■ DO THIS:
Count how many lines include "missing" and answer with that number only.

Data excerpts:
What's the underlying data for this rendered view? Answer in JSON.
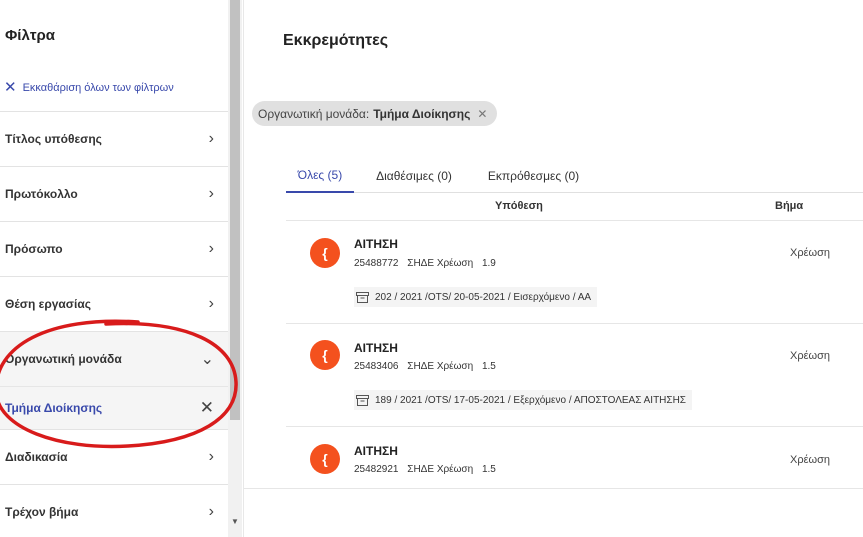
{
  "filters": {
    "title": "Φίλτρα",
    "clear_all": "Εκκαθάριση όλων των φίλτρων",
    "sections": [
      {
        "label": "Τίτλος υπόθεσης"
      },
      {
        "label": "Πρωτόκολλο"
      },
      {
        "label": "Πρόσωπο"
      },
      {
        "label": "Θέση εργασίας"
      },
      {
        "label": "Οργανωτική μονάδα"
      },
      {
        "label": "Διαδικασία"
      },
      {
        "label": "Τρέχον βήμα"
      }
    ],
    "selected_value": "Τμήμα Διοίκησης"
  },
  "main": {
    "title": "Εκκρεμότητες",
    "chip": {
      "key": "Οργανωτική μονάδα:",
      "value": "Τμήμα Διοίκησης"
    },
    "tabs": [
      {
        "label": "Όλες (5)"
      },
      {
        "label": "Διαθέσιμες (0)"
      },
      {
        "label": "Εκπρόθεσμες (0)"
      }
    ],
    "columns": {
      "case": "Υπόθεση",
      "step": "Βήμα"
    },
    "rows": [
      {
        "avatar": "{",
        "title": "ΑΙΤΗΣΗ",
        "id": "25488772",
        "org": "ΣΗΔΕ Χρέωση",
        "version": "1.9",
        "stage": "Χρέωση",
        "tag": "202 / 2021 /OTS/ 20-05-2021 / Εισερχόμενο / ΑΑ"
      },
      {
        "avatar": "{",
        "title": "ΑΙΤΗΣΗ",
        "id": "25483406",
        "org": "ΣΗΔΕ Χρέωση",
        "version": "1.5",
        "stage": "Χρέωση",
        "tag": "189 / 2021 /OTS/ 17-05-2021 / Εξερχόμενο / ΑΠΟΣΤΟΛΕΑΣ ΑΙΤΗΣΗΣ"
      },
      {
        "avatar": "{",
        "title": "ΑΙΤΗΣΗ",
        "id": "25482921",
        "org": "ΣΗΔΕ Χρέωση",
        "version": "1.5",
        "stage": "Χρέωση"
      }
    ]
  },
  "colors": {
    "accent": "#3949ab",
    "avatar": "#f4511e",
    "annotation": "#d81b1b"
  },
  "icons": [
    "close-icon",
    "chevron-right-icon",
    "chevron-down-icon",
    "archive-icon"
  ]
}
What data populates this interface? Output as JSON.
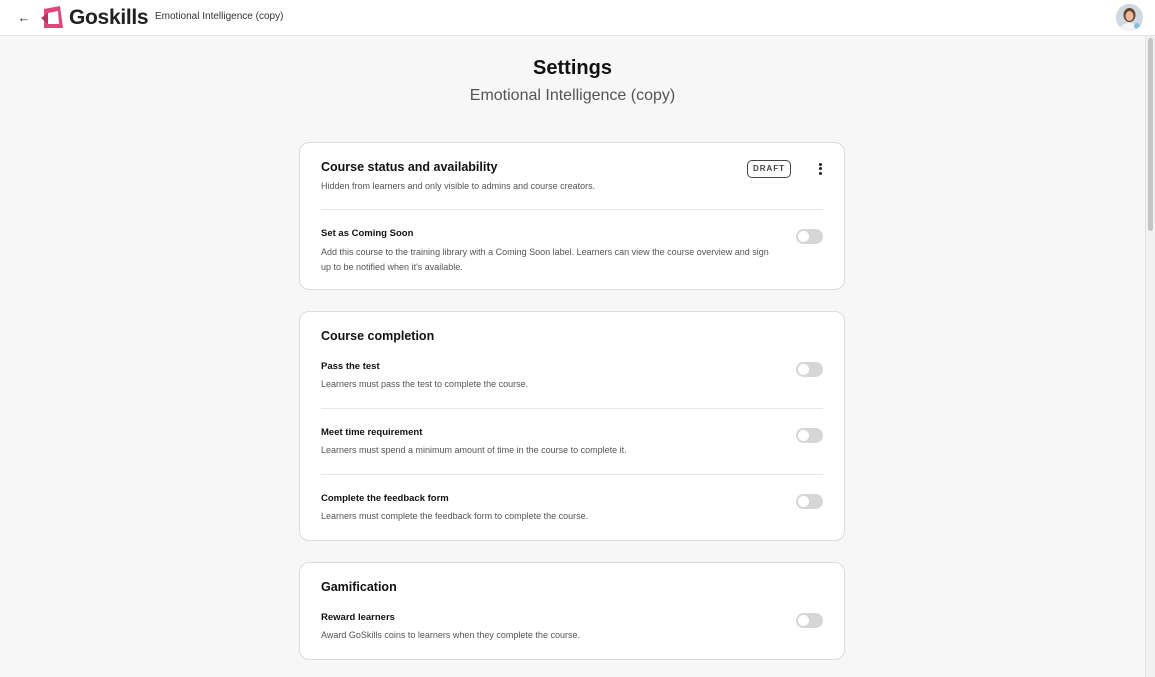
{
  "header": {
    "back_label": "←",
    "brand": "Goskills",
    "course_name": "Emotional Intelligence (copy)"
  },
  "page": {
    "title": "Settings",
    "subtitle": "Emotional Intelligence (copy)"
  },
  "status_card": {
    "title": "Course status and availability",
    "description": "Hidden from learners and only visible to admins and course creators.",
    "badge": "DRAFT",
    "coming_soon": {
      "title": "Set as Coming Soon",
      "description": "Add this course to the training library with a Coming Soon label. Learners can view the course overview and sign up to be notified when it's available.",
      "enabled": false
    }
  },
  "completion_card": {
    "title": "Course completion",
    "items": [
      {
        "title": "Pass the test",
        "description": "Learners must pass the test to complete the course.",
        "enabled": false
      },
      {
        "title": "Meet time requirement",
        "description": "Learners must spend a minimum amount of time in the course to complete it.",
        "enabled": false
      },
      {
        "title": "Complete the feedback form",
        "description": "Learners must complete the feedback form to complete the course.",
        "enabled": false
      }
    ]
  },
  "gamification_card": {
    "title": "Gamification",
    "reward": {
      "title": "Reward learners",
      "description": "Award GoSkills coins to learners when they complete the course.",
      "enabled": false
    }
  },
  "colors": {
    "brand": "#e0457b",
    "toggle_off": "#d6d6d6",
    "background": "#f7f7f7"
  }
}
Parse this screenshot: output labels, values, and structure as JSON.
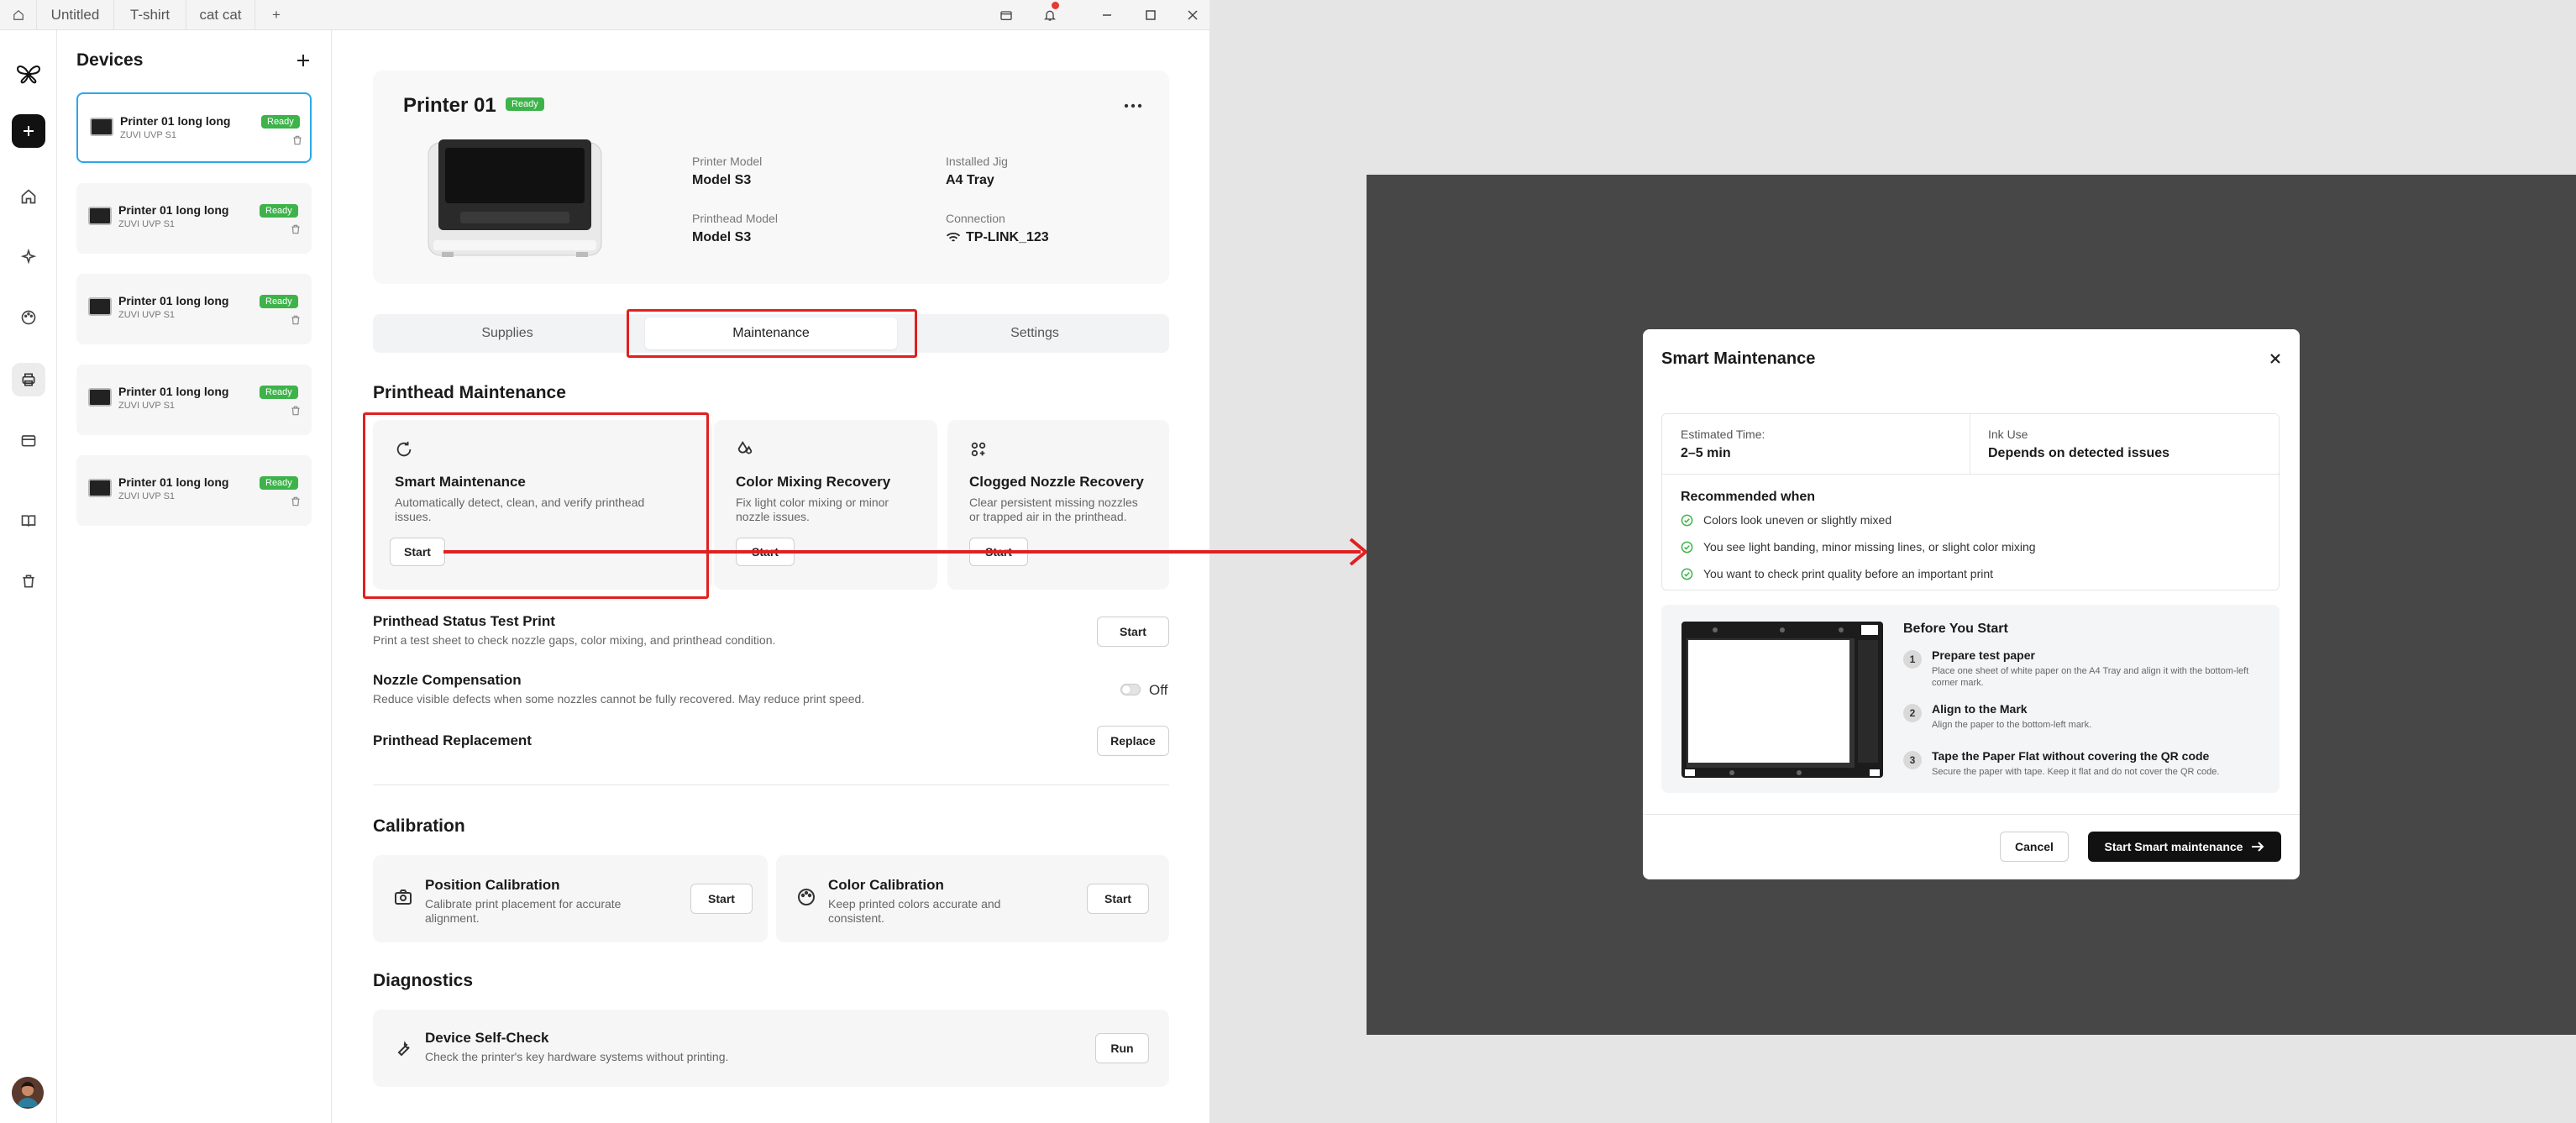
{
  "titlebar": {
    "tabs": [
      "Untitled",
      "T-shirt",
      "cat cat"
    ],
    "new_tab": "+"
  },
  "devices": {
    "title": "Devices",
    "items": [
      {
        "name": "Printer 01 long long",
        "model": "ZUVI UVP S1",
        "status": "Ready"
      },
      {
        "name": "Printer 01 long long",
        "model": "ZUVI UVP S1",
        "status": "Ready"
      },
      {
        "name": "Printer 01 long long",
        "model": "ZUVI UVP S1",
        "status": "Ready"
      },
      {
        "name": "Printer 01 long long",
        "model": "ZUVI UVP S1",
        "status": "Ready"
      },
      {
        "name": "Printer 01 long long",
        "model": "ZUVI UVP S1",
        "status": "Ready"
      }
    ]
  },
  "printer": {
    "title": "Printer 01",
    "status": "Ready",
    "model_label": "Printer Model",
    "model_value": "Model S3",
    "jig_label": "Installed Jig",
    "jig_value": "A4 Tray",
    "head_label": "Printhead Model",
    "head_value": "Model S3",
    "conn_label": "Connection",
    "conn_value": "TP-LINK_123"
  },
  "tabs": [
    "Supplies",
    "Maintenance",
    "Settings"
  ],
  "printhead": {
    "title": "Printhead Maintenance",
    "cards": [
      {
        "title": "Smart Maintenance",
        "desc1": "Automatically detect, clean, and verify printhead",
        "desc2": "issues.",
        "button": "Start"
      },
      {
        "title": "Color Mixing Recovery",
        "desc1": "Fix light color mixing or minor",
        "desc2": "nozzle issues.",
        "button": "Start"
      },
      {
        "title": "Clogged Nozzle Recovery",
        "desc1": "Clear persistent missing nozzles",
        "desc2": "or trapped air in the printhead.",
        "button": "Start"
      }
    ],
    "test_title": "Printhead Status Test Print",
    "test_desc": "Print a test sheet to check nozzle gaps, color mixing, and printhead condition.",
    "test_button": "Start",
    "comp_title": "Nozzle Compensation",
    "comp_desc": "Reduce visible defects when some nozzles cannot be fully recovered. May reduce print speed.",
    "comp_state": "Off",
    "replace_title": "Printhead Replacement",
    "replace_button": "Replace"
  },
  "calibration": {
    "title": "Calibration",
    "cards": [
      {
        "title": "Position Calibration",
        "desc1": "Calibrate print placement for accurate",
        "desc2": "alignment.",
        "button": "Start"
      },
      {
        "title": "Color Calibration",
        "desc1": "Keep printed colors accurate and",
        "desc2": "consistent.",
        "button": "Start"
      }
    ]
  },
  "diagnostics": {
    "title": "Diagnostics",
    "card_title": "Device Self-Check",
    "card_desc": "Check the printer's key hardware systems without printing.",
    "button": "Run"
  },
  "modal": {
    "title": "Smart Maintenance",
    "time_label": "Estimated Time:",
    "time_value": "2–5 min",
    "ink_label": "Ink Use",
    "ink_value": "Depends on detected issues",
    "rec_title": "Recommended when",
    "rec_items": [
      "Colors look uneven or slightly mixed",
      "You see light banding, minor missing lines, or slight color mixing",
      "You want to check print quality before an important print"
    ],
    "before_title": "Before You Start",
    "steps": [
      {
        "num": "1",
        "title": "Prepare test paper",
        "desc": "Place one sheet of white paper on the A4 Tray and align it with the bottom-left corner mark."
      },
      {
        "num": "2",
        "title": "Align to the Mark",
        "desc": "Align the paper to the bottom-left mark."
      },
      {
        "num": "3",
        "title": "Tape the Paper Flat without covering the QR code",
        "desc": "Secure the paper with tape. Keep it flat and do not cover the QR code."
      }
    ],
    "cancel": "Cancel",
    "start": "Start Smart maintenance"
  }
}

■ RESULT BELOW:
2